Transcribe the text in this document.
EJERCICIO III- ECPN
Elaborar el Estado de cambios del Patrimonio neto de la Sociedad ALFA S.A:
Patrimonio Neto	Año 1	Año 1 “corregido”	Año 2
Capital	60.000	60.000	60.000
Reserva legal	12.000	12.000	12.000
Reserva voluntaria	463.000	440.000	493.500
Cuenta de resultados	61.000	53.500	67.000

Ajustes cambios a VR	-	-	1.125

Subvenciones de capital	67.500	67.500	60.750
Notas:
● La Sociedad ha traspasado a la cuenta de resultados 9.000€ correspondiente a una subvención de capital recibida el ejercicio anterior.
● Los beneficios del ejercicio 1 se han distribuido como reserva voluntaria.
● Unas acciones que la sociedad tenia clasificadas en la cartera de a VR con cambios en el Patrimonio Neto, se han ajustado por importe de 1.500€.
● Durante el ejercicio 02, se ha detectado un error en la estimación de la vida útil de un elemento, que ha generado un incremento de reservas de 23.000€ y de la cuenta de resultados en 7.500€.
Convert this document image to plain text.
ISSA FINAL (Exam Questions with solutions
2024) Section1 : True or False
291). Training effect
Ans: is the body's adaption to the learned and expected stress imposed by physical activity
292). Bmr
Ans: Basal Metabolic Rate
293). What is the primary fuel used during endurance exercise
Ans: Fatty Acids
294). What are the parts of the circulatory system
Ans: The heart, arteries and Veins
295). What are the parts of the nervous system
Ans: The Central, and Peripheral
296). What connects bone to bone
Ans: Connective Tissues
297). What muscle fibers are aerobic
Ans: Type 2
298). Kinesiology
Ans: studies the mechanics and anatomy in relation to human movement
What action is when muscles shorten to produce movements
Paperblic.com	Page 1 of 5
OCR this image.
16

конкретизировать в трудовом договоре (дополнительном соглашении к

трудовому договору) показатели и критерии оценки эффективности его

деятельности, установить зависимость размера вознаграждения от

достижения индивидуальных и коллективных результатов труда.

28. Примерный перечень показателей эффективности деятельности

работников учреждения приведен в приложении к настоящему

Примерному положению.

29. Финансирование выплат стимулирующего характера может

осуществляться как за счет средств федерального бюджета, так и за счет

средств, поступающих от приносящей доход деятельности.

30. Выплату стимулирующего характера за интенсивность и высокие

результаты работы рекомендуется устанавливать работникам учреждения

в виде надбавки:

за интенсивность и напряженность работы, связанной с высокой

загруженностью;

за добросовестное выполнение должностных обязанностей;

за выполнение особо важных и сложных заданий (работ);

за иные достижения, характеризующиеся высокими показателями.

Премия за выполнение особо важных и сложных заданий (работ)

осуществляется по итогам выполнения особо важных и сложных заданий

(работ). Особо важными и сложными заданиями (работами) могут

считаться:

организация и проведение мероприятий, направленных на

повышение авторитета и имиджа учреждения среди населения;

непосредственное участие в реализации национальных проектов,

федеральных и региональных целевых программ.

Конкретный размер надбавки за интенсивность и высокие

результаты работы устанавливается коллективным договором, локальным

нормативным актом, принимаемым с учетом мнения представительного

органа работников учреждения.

THE TASK
From the records above, please extract every line and repeat it exactly.

OUTPUT OF THE TASK
Transcribe the text in this document.
EJERCICIO III- ECPN
Elaborar el Estado de cambios del Patrimonio neto de la Sociedad ALFA S.A:
Patrimonio Neto	Año 1	Año 1 “corregido”	Año 2
Capital	60.000	60.000	60.000
Reserva legal	12.000	12.000	12.000
Reserva voluntaria	463.000	440.000	493.500
Cuenta de resultados	61.000	53.500	67.000

Ajustes cambios a VR	-	-	1.125

Subvenciones de capital	67.500	67.500	60.750
Notas:
● La Sociedad ha traspasado a la cuenta de resultados 9.000€ correspondiente a una subvención de capital recibida el ejercicio anterior.
● Los beneficios del ejercicio 1 se han distribuido como reserva voluntaria.
● Unas acciones que la sociedad tenia clasificadas en la cartera de a VR con cambios en el Patrimonio Neto, se han ajustado por importe de 1.500€.
● Durante el ejercicio 02, se ha detectado un error en la estimación de la vida útil de un elemento, que ha generado un incremento de reservas de 23.000€ y de la cuenta de resultados en 7.500€.
Convert this document image to plain text.
ISSA FINAL (Exam Questions with solutions
2024) Section1 : True or False
291). Training effect
Ans: is the body's adaption to the learned and expected stress imposed by physical activity
292). Bmr
Ans: Basal Metabolic Rate
293). What is the primary fuel used during endurance exercise
Ans: Fatty Acids
294). What are the parts of the circulatory system
Ans: The heart, arteries and Veins
295). What are the parts of the nervous system
Ans: The Central, and Peripheral
296). What connects bone to bone
Ans: Connective Tissues
297). What muscle fibers are aerobic
Ans: Type 2
298). Kinesiology
Ans: studies the mechanics and anatomy in relation to human movement
What action is when muscles shorten to produce movements
Paperblic.com	Page 1 of 5
OCR this image.
16

конкретизировать в трудовом договоре (дополнительном соглашении к

трудовому договору) показатели и критерии оценки эффективности его

деятельности, установить зависимость размера вознаграждения от

достижения индивидуальных и коллективных результатов труда.

28. Примерный перечень показателей эффективности деятельности

работников учреждения приведен в приложении к настоящему

Примерному положению.

29. Финансирование выплат стимулирующего характера может

осуществляться как за счет средств федерального бюджета, так и за счет

средств, поступающих от приносящей доход деятельности.

30. Выплату стимулирующего характера за интенсивность и высокие

результаты работы рекомендуется устанавливать работникам учреждения

в виде надбавки:

за интенсивность и напряженность работы, связанной с высокой

загруженностью;

за добросовестное выполнение должностных обязанностей;

за выполнение особо важных и сложных заданий (работ);

за иные достижения, характеризующиеся высокими показателями.

Премия за выполнение особо важных и сложных заданий (работ)

осуществляется по итогам выполнения особо важных и сложных заданий

(работ). Особо важными и сложными заданиями (работами) могут

считаться:

организация и проведение мероприятий, направленных на

повышение авторитета и имиджа учреждения среди населения;

непосредственное участие в реализации национальных проектов,

федеральных и региональных целевых программ.

Конкретный размер надбавки за интенсивность и высокие

результаты работы устанавливается коллективным договором, локальным

нормативным актом, принимаемым с учетом мнения представительного

органа работников учреждения.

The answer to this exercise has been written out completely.